-- BEGIN --

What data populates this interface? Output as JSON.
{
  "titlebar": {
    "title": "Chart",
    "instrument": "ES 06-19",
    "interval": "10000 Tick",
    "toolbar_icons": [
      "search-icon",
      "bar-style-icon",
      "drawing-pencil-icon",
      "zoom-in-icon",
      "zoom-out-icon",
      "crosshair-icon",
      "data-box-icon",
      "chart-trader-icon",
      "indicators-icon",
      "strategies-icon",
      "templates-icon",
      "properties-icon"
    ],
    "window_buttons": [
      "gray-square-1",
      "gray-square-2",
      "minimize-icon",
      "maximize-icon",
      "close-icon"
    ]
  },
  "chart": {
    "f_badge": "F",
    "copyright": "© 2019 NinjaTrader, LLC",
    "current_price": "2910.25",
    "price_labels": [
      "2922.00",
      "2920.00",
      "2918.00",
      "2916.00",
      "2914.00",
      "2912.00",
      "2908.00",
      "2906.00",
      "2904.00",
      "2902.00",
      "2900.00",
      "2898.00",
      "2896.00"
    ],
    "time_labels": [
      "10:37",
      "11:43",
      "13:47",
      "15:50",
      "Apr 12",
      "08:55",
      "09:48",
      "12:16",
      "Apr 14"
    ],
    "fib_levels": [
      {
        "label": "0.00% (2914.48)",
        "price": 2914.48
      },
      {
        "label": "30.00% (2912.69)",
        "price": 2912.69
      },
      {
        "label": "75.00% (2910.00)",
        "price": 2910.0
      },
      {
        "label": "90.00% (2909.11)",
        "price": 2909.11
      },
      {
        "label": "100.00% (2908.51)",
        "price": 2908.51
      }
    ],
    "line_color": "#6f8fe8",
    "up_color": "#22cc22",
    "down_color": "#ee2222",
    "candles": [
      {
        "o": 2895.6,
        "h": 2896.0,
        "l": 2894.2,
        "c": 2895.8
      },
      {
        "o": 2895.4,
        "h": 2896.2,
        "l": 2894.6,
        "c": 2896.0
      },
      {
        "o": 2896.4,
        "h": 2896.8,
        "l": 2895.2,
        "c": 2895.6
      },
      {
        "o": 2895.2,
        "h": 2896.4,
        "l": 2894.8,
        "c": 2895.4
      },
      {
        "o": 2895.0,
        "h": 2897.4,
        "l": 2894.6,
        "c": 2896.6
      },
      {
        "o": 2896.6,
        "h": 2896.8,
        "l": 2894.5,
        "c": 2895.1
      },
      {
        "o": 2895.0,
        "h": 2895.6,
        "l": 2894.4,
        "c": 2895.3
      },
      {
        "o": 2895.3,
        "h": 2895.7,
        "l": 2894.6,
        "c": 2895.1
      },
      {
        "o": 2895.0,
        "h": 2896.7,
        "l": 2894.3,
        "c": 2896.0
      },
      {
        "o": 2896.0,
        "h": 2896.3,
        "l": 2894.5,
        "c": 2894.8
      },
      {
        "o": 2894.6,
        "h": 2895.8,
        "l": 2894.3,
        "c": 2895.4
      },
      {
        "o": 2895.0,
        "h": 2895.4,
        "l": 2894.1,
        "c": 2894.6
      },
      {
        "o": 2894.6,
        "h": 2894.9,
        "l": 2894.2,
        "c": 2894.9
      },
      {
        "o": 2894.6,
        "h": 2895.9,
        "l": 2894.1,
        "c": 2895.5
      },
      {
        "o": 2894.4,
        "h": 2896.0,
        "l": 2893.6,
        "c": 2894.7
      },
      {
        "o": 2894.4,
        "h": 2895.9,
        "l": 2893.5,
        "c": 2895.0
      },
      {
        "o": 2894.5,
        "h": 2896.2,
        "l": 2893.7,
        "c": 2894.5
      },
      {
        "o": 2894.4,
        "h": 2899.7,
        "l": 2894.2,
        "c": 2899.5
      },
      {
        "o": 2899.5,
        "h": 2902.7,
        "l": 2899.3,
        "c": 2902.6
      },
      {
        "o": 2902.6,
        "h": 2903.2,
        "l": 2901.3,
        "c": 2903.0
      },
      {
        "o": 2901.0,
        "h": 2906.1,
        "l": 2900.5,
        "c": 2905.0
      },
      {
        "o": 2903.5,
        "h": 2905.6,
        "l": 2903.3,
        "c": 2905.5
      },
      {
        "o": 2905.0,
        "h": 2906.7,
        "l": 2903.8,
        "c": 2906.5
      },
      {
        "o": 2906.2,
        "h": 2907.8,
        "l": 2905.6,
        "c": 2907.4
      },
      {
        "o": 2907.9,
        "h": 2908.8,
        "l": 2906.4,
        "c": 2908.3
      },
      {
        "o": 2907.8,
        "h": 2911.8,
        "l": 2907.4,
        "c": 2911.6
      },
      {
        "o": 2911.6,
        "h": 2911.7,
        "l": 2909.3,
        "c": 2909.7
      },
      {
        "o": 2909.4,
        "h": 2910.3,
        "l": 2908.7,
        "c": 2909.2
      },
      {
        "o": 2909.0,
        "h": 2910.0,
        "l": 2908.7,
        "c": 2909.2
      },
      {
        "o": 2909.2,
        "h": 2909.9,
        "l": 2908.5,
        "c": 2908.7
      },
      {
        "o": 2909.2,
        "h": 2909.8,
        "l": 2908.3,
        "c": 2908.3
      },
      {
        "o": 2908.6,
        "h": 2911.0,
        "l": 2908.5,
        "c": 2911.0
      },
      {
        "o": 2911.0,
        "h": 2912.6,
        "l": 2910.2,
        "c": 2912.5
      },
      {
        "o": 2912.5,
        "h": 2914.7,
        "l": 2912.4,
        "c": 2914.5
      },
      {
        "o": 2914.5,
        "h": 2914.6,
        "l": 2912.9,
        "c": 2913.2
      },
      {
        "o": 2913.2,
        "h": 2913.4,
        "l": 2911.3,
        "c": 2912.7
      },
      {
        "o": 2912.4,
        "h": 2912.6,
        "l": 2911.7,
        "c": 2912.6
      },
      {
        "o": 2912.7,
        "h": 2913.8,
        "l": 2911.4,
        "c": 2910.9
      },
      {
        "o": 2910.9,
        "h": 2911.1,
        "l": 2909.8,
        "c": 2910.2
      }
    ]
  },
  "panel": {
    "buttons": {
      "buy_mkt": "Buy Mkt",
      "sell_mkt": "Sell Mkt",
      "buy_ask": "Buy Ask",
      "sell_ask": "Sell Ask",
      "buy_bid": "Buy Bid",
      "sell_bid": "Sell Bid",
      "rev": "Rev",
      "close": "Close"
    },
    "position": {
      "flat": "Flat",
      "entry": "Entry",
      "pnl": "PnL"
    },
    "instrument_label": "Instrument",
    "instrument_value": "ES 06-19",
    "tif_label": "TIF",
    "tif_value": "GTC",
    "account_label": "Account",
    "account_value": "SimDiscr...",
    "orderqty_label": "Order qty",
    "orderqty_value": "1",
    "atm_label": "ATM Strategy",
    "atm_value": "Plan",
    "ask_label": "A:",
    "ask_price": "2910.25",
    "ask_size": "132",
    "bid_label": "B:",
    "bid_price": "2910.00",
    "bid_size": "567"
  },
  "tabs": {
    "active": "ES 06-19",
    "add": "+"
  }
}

-- END --

THE REQUEST. Where a line contains "Sell", copy that line.

ANSWER TO THIS TASK.
      "sell_mkt": "Sell Mkt",
      "sell_ask": "Sell Ask",
      "sell_bid": "Sell Bid",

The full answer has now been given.